-- DO THIS --
Reproduce word for word everything from the row containing "node-una-citta[interactable]: UNA CITTA'" down to the row containing "node-ancora-non-decifrate[interactable]: ANCORA NON", including both of those rows.

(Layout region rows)
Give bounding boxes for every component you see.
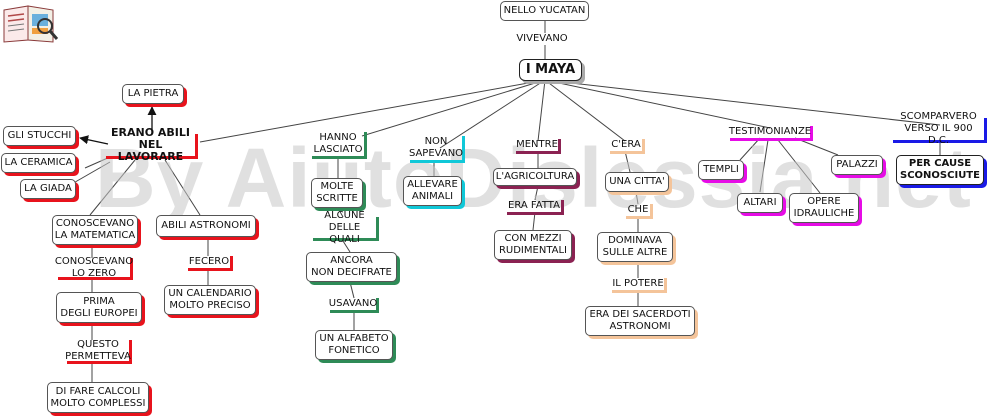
node-una-citta[interactable]: UNA CITTA' xyxy=(605,172,669,192)
node-altari[interactable]: ALTARI xyxy=(737,193,783,213)
node-palazzi[interactable]: PALAZZI xyxy=(831,155,883,175)
node-abili-astronomi[interactable]: ABILI ASTRONOMI xyxy=(156,215,256,237)
node-calendario[interactable]: UN CALENDARIO MOLTO PRECISO xyxy=(164,285,256,315)
node-allevare-animali[interactable]: ALLEVARE ANIMALI xyxy=(403,176,462,206)
link-era-fatta: ERA FATTA xyxy=(507,200,564,215)
node-la-pietra[interactable]: LA PIETRA xyxy=(122,84,184,104)
node-calcoli-complessi[interactable]: DI FARE CALCOLI MOLTO COMPLESSI xyxy=(47,382,149,413)
node-dominava[interactable]: DOMINAVA SULLE ALTRE xyxy=(597,232,673,262)
node-ancora-non-decifrate[interactable]: ANCORA NON DECIFRATE xyxy=(306,252,397,282)
link-conoscevano-zero: CONOSCEVANO LO ZERO xyxy=(54,255,134,280)
link-hanno-lasciato: HANNO LASCIATO xyxy=(312,132,367,159)
node-cause-sconosciute[interactable]: PER CAUSE SCONOSCIUTE xyxy=(896,155,984,185)
link-che: CHE xyxy=(626,204,653,219)
node-templi[interactable]: TEMPLI xyxy=(698,160,744,180)
link-scomparvero: SCOMPARVERO VERSO IL 900 D.C. xyxy=(893,111,987,146)
node-conoscevano-matematica[interactable]: CONOSCEVANO LA MATEMATICA xyxy=(52,215,138,245)
node-molte-scritte[interactable]: MOLTE SCRITTE xyxy=(311,178,363,208)
node-la-giada[interactable]: LA GIADA xyxy=(20,179,76,199)
link-questo-permetteva: QUESTO PERMETTEVA xyxy=(65,339,132,364)
node-sacerdoti-astronomi[interactable]: ERA DEI SACERDOTI ASTRONOMI xyxy=(585,306,695,336)
link-alcune-delle-quali: ALCUNE DELLE QUALI xyxy=(313,210,379,245)
root-node-i-maya[interactable]: I MAYA xyxy=(519,59,582,81)
link-fecero: FECERO xyxy=(188,256,233,271)
node-agricoltura[interactable]: L'AGRICOLTURA xyxy=(493,168,577,186)
node-alfabeto-fonetico[interactable]: UN ALFABETO FONETICO xyxy=(315,330,393,360)
node-opere-idrauliche[interactable]: OPERE IDRAULICHE xyxy=(789,193,859,223)
node-nello-yucatan[interactable]: NELLO YUCATAN xyxy=(500,1,589,21)
link-mentre: MENTRE xyxy=(516,139,561,154)
book-logo-icon xyxy=(3,5,59,43)
link-usavano: USAVANO xyxy=(329,298,379,313)
node-prima-europei[interactable]: PRIMA DEGLI EUROPEI xyxy=(56,292,142,323)
link-il-potere: IL POTERE xyxy=(612,278,667,293)
node-gli-stucchi[interactable]: GLI STUCCHI xyxy=(3,126,76,146)
node-erano-abili[interactable]: ERANO ABILI NEL LAVORARE xyxy=(106,127,198,163)
link-cera: C'ERA xyxy=(610,139,645,154)
node-mezzi-rudimentali[interactable]: CON MEZZI RUDIMENTALI xyxy=(494,230,572,260)
link-testimonianze: TESTIMONIANZE xyxy=(729,126,813,141)
link-non-sapevano: NON SAPEVANO xyxy=(409,136,465,163)
node-la-ceramica[interactable]: LA CERAMICA xyxy=(1,153,76,173)
link-vivevano: VIVEVANO xyxy=(516,33,568,44)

-- WRITTEN SOLUTION --
node-una-citta[interactable]: UNA CITTA' xyxy=(605,172,669,192)
node-altari[interactable]: ALTARI xyxy=(737,193,783,213)
node-palazzi[interactable]: PALAZZI xyxy=(831,155,883,175)
node-abili-astronomi[interactable]: ABILI ASTRONOMI xyxy=(156,215,256,237)
node-calendario[interactable]: UN CALENDARIO MOLTO PRECISO xyxy=(164,285,256,315)
node-allevare-animali[interactable]: ALLEVARE ANIMALI xyxy=(403,176,462,206)
link-era-fatta: ERA FATTA xyxy=(507,200,564,215)
node-la-pietra[interactable]: LA PIETRA xyxy=(122,84,184,104)
node-calcoli-complessi[interactable]: DI FARE CALCOLI MOLTO COMPLESSI xyxy=(47,382,149,413)
node-dominava[interactable]: DOMINAVA SULLE ALTRE xyxy=(597,232,673,262)
node-ancora-non-decifrate[interactable]: ANCORA NON DECIFRATE xyxy=(306,252,397,282)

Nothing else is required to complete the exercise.